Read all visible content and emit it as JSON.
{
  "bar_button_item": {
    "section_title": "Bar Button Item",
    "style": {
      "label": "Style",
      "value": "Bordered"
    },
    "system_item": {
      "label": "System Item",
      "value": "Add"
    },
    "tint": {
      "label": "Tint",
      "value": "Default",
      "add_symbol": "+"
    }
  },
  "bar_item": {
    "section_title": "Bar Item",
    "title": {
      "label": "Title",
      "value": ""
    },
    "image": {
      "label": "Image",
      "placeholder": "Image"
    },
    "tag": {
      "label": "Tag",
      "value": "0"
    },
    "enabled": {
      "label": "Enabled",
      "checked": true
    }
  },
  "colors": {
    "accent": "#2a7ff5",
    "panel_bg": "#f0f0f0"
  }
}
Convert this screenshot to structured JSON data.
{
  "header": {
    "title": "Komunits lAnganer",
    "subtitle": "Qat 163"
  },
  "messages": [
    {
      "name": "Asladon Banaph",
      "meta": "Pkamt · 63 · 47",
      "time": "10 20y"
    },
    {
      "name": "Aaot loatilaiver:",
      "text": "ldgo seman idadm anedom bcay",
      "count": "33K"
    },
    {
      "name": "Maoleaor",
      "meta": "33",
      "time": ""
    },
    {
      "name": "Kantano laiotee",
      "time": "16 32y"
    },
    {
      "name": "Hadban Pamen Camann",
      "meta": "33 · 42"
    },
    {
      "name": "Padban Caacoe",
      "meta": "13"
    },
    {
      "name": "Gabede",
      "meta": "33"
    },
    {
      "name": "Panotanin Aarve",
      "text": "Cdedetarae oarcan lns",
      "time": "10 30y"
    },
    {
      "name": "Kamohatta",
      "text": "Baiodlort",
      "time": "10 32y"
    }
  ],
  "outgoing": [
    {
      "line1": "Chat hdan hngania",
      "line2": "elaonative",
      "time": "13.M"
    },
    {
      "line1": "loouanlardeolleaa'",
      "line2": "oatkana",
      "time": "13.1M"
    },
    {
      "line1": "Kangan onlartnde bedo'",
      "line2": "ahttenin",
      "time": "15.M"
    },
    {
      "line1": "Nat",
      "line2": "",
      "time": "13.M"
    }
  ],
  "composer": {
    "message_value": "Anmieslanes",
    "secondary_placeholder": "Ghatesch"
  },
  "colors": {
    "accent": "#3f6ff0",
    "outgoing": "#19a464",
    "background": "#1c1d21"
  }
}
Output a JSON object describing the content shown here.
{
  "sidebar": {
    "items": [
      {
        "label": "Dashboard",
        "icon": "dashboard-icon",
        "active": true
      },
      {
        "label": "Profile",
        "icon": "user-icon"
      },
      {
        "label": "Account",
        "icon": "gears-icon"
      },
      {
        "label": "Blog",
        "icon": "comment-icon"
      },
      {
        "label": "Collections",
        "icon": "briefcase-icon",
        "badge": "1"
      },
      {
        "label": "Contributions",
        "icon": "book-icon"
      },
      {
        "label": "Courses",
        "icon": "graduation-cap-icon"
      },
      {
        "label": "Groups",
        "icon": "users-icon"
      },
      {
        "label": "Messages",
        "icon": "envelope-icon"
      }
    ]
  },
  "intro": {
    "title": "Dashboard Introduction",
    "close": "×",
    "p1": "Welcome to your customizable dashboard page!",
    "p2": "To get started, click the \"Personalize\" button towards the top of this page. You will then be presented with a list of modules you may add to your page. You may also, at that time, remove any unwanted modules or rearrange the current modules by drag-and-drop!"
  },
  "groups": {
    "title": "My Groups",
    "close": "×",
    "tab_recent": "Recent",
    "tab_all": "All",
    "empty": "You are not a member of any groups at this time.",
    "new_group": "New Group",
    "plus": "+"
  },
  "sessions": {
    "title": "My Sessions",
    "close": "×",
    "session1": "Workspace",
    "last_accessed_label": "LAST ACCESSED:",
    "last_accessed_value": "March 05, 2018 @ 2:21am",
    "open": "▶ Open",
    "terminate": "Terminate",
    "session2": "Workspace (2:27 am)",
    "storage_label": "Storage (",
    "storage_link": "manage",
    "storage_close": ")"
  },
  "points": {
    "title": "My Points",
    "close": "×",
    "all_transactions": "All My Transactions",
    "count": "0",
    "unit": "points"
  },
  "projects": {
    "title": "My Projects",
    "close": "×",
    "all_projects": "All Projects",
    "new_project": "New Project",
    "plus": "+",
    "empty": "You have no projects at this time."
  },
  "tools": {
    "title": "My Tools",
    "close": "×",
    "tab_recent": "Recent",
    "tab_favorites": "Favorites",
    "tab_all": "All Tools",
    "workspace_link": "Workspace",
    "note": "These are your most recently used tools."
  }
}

▸ **TASK TO CARRY OUT**
Where a line of the entries contains the word "your", copy that line.

▸ **RESULT FOR THIS EXERCISE**
    "p1": "Welcome to your customizable dashboard page!",
    "p2": "To get started, click the \"Personalize\" button towards the top of this page. You will then be presented with a list of modules you may add to your page. You may also, at that time, remove any unwanted modules or rearrange the current modules by drag-and-drop!"
    "note": "These are your most recently used tools."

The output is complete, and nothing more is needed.